■ **Aim of the task**
Select, from the data, each line where "даже" occurs.

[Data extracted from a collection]
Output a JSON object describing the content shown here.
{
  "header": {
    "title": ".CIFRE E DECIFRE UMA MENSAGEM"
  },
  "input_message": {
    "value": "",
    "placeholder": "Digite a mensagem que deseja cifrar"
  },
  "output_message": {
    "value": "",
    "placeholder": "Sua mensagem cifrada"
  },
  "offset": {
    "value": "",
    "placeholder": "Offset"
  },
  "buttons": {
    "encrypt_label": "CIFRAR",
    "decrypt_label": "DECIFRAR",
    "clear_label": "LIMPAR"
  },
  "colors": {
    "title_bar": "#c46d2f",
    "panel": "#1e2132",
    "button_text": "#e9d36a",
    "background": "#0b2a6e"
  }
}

---

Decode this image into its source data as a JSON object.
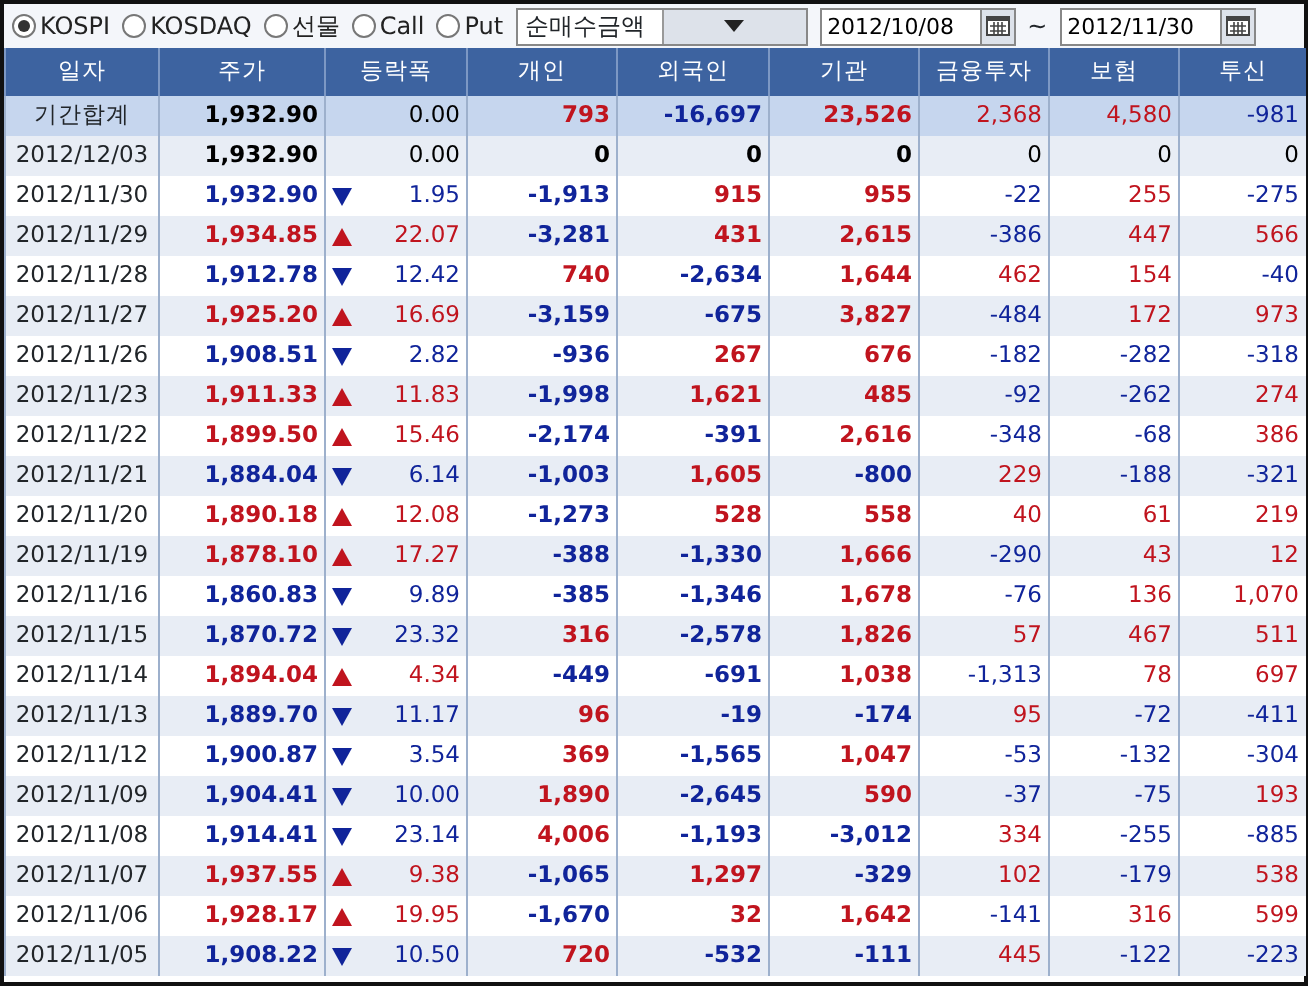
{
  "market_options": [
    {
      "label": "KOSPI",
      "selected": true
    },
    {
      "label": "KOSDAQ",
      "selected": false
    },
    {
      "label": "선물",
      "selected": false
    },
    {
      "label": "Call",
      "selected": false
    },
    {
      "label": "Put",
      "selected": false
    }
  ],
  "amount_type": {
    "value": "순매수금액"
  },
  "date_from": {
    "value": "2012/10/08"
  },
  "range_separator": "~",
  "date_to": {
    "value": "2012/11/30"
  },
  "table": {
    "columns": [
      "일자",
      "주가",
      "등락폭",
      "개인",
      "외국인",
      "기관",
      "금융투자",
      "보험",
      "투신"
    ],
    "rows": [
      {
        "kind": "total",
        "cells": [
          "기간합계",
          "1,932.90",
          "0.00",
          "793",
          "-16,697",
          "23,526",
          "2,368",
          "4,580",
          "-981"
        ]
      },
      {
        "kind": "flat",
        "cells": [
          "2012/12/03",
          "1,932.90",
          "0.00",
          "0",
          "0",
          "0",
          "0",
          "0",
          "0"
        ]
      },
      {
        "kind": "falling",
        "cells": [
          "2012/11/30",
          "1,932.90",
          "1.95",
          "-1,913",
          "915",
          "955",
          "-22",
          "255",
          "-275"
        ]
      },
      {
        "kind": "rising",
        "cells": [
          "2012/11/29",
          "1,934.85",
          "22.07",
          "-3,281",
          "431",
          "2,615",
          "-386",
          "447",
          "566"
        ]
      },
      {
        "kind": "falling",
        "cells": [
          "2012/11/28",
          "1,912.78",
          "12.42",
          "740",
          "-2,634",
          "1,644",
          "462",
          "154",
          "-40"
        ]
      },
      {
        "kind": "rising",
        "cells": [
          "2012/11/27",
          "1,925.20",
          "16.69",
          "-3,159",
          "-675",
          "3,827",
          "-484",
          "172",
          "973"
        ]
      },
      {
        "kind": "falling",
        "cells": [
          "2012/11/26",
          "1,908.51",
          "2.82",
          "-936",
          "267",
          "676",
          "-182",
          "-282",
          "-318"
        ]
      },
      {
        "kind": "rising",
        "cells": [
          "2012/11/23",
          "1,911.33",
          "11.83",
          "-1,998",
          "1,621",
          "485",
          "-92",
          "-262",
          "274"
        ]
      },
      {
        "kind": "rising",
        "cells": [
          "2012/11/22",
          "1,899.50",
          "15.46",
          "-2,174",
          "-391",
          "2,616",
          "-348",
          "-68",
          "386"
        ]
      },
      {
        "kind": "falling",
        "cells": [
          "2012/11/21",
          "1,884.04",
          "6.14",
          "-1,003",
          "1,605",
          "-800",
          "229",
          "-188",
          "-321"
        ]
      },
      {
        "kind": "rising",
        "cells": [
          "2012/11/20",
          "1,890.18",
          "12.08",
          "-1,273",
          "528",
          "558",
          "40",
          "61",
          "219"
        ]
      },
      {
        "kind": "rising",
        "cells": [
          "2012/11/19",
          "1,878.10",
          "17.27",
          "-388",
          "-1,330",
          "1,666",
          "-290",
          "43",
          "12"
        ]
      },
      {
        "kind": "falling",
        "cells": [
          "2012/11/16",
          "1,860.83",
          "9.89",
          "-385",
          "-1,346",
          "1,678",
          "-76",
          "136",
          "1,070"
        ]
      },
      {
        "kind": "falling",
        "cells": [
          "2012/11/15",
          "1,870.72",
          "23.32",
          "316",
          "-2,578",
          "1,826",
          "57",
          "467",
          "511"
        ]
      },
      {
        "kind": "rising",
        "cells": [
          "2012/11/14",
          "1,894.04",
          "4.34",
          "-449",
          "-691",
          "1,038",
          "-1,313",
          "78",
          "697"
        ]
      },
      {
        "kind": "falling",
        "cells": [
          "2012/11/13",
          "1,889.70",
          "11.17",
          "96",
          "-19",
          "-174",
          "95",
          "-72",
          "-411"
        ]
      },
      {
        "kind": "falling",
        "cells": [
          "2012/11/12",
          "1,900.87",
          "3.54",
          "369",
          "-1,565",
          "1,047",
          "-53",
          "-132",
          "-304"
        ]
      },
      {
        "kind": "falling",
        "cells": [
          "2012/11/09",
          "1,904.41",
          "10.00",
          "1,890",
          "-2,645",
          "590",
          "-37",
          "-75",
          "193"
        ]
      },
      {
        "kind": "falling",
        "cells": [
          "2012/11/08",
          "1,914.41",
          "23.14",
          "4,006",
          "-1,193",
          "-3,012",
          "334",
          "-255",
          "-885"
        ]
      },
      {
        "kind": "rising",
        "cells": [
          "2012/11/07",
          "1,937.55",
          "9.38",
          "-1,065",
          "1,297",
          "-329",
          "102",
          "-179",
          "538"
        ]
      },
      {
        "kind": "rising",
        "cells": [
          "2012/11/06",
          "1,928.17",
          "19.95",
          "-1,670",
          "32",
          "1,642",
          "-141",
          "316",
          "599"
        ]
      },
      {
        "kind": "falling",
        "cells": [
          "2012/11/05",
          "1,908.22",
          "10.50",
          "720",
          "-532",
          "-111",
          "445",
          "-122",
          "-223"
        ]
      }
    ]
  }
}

* * *

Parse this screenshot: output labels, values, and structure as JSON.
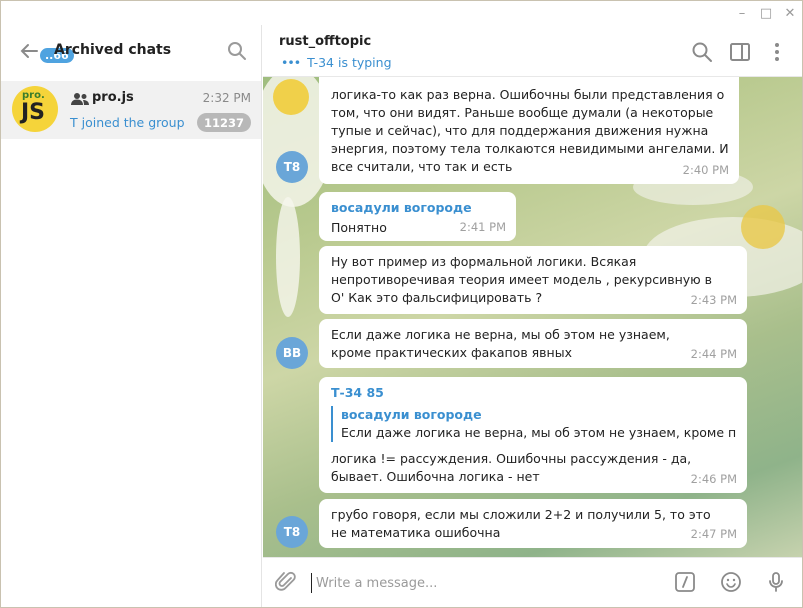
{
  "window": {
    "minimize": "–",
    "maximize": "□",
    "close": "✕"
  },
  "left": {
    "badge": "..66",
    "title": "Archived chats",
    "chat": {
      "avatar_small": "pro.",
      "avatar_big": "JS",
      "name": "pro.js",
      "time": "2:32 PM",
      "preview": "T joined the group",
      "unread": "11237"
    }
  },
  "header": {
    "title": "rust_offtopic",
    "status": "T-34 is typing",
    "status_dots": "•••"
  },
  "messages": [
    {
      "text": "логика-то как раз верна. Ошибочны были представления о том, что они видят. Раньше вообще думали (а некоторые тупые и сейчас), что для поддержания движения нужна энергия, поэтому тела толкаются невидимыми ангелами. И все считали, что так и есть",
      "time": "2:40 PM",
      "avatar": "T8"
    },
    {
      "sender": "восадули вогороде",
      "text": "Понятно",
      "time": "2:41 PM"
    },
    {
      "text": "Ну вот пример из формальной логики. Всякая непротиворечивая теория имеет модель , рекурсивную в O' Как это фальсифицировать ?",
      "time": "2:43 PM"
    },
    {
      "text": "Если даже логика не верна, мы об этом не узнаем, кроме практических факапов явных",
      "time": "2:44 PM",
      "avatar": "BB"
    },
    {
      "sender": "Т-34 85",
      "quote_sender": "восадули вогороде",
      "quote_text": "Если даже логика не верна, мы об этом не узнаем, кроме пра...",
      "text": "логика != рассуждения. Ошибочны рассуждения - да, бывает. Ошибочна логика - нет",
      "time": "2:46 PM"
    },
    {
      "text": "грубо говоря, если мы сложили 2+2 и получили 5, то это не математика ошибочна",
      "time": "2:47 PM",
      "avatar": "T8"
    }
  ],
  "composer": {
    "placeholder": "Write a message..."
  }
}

■ **Task response**
      "text": "Если даже логика не верна, мы об этом не узнаем, кроме практических факапов явных",
      "quote_text": "Если даже логика не верна, мы об этом не узнаем, кроме пра...",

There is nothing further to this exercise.